[Exercise goal]
In the records below, locate the line containing "Convert this document image to plain text."; output that line and every following line through the last, exactly.

# start of Information supplied

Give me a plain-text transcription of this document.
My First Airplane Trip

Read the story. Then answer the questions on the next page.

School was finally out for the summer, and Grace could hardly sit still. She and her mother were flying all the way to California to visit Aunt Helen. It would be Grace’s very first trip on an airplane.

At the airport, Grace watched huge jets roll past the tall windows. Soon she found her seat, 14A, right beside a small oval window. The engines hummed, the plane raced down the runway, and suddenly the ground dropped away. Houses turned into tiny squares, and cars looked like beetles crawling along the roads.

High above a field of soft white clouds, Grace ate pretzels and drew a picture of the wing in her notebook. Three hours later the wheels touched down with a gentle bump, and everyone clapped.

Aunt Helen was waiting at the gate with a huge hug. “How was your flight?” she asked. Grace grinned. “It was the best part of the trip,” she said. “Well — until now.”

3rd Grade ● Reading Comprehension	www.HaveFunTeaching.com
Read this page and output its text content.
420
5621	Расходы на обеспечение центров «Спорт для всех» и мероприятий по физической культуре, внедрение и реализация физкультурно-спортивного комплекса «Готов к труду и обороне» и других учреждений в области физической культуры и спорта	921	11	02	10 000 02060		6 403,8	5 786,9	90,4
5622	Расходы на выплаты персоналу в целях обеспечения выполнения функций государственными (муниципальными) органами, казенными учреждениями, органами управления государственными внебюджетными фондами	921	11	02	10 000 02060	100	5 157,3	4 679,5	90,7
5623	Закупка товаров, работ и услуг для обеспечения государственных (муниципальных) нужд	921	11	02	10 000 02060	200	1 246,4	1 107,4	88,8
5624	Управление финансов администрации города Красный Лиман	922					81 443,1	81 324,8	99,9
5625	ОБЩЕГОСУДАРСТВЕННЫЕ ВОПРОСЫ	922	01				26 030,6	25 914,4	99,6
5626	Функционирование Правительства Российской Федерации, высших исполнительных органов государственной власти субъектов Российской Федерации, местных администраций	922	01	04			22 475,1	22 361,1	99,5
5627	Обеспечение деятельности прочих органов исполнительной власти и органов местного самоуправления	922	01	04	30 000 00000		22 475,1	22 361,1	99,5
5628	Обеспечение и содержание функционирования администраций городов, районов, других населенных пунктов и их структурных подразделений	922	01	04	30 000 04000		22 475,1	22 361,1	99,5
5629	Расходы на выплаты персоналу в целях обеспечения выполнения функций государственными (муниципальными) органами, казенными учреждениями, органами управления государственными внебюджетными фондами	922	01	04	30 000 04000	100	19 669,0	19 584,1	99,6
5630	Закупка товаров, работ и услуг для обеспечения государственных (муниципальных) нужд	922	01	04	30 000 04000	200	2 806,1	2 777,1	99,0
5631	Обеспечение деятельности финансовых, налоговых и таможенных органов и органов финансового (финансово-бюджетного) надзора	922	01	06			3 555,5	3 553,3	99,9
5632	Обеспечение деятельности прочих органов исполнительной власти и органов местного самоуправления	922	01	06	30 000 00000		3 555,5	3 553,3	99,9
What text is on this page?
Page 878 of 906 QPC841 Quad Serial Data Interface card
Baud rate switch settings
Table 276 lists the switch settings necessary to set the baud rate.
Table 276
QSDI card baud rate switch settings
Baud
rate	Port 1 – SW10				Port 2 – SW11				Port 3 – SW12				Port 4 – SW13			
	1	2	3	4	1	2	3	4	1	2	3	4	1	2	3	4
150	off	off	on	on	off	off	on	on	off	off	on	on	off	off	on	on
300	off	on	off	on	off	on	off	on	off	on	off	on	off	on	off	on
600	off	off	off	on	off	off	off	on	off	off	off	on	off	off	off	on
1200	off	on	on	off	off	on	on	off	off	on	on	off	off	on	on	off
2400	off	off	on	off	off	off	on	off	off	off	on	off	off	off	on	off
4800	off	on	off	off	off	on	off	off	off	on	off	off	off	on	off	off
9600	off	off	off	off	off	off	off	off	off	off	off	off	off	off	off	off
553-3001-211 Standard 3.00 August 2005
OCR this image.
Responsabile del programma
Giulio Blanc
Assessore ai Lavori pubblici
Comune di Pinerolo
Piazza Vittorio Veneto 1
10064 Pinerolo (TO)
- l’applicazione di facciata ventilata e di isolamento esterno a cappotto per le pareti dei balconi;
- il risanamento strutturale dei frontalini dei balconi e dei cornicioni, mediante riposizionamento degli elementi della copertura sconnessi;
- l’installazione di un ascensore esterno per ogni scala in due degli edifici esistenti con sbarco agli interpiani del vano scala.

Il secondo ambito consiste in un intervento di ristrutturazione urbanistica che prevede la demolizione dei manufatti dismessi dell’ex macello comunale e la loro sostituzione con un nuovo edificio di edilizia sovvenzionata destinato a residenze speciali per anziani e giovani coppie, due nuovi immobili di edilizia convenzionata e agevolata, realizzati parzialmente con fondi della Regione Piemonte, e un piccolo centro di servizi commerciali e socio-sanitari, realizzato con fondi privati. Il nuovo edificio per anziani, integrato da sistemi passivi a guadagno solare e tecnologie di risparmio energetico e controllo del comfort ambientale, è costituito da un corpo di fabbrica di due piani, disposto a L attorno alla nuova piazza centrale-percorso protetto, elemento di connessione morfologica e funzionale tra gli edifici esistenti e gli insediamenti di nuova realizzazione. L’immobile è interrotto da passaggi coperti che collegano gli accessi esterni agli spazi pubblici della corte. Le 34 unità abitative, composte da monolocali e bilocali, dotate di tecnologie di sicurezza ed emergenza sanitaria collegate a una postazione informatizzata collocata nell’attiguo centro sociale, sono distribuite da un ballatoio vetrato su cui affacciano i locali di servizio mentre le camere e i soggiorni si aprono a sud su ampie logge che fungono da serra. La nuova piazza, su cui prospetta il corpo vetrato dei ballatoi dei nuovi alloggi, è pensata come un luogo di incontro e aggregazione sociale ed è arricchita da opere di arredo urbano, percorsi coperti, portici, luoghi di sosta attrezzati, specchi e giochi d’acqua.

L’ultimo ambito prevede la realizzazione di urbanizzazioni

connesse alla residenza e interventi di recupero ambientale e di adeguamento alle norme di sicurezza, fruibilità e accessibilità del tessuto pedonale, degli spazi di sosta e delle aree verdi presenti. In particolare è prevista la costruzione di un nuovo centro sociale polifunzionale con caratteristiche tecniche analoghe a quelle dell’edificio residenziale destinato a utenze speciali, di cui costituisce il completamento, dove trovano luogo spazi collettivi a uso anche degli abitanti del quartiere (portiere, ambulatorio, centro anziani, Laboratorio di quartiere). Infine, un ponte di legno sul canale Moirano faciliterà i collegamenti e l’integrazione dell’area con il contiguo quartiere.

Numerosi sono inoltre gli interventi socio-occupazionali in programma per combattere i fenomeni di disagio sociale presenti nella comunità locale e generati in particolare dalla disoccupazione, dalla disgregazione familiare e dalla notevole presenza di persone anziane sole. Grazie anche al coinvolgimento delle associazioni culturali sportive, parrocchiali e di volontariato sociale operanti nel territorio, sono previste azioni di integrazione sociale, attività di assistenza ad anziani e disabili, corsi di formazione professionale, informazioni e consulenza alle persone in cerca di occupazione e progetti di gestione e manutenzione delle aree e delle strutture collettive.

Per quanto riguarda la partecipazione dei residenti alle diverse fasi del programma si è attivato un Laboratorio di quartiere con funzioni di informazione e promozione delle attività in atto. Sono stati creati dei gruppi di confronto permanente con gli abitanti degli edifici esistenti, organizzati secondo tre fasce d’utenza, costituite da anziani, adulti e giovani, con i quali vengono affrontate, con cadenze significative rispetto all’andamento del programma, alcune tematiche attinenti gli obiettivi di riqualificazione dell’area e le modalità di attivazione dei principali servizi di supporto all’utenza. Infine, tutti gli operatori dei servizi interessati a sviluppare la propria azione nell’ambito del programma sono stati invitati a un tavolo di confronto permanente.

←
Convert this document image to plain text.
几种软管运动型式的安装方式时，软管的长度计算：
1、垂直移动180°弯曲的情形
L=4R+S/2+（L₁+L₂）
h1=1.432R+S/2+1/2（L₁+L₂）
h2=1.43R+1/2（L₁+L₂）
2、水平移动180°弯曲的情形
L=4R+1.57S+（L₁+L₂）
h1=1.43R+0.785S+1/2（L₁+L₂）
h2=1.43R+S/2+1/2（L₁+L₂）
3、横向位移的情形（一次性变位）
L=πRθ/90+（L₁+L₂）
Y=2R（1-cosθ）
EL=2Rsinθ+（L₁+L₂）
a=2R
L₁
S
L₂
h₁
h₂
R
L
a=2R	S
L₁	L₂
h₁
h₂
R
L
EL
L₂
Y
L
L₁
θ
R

# end of Information supplied

[Right answer]
Convert this document image to plain text.
几种软管运动型式的安装方式时，软管的长度计算：
1、垂直移动180°弯曲的情形
L=4R+S/2+（L₁+L₂）
h1=1.432R+S/2+1/2（L₁+L₂）
h2=1.43R+1/2（L₁+L₂）
2、水平移动180°弯曲的情形
L=4R+1.57S+（L₁+L₂）
h1=1.43R+0.785S+1/2（L₁+L₂）
h2=1.43R+S/2+1/2（L₁+L₂）
3、横向位移的情形（一次性变位）
L=πRθ/90+（L₁+L₂）
Y=2R（1-cosθ）
EL=2Rsinθ+（L₁+L₂）
a=2R
L₁
S
L₂
h₁
h₂
R
L
a=2R	S
L₁	L₂
h₁
h₂
R
L
EL
L₂
Y
L
L₁
θ
R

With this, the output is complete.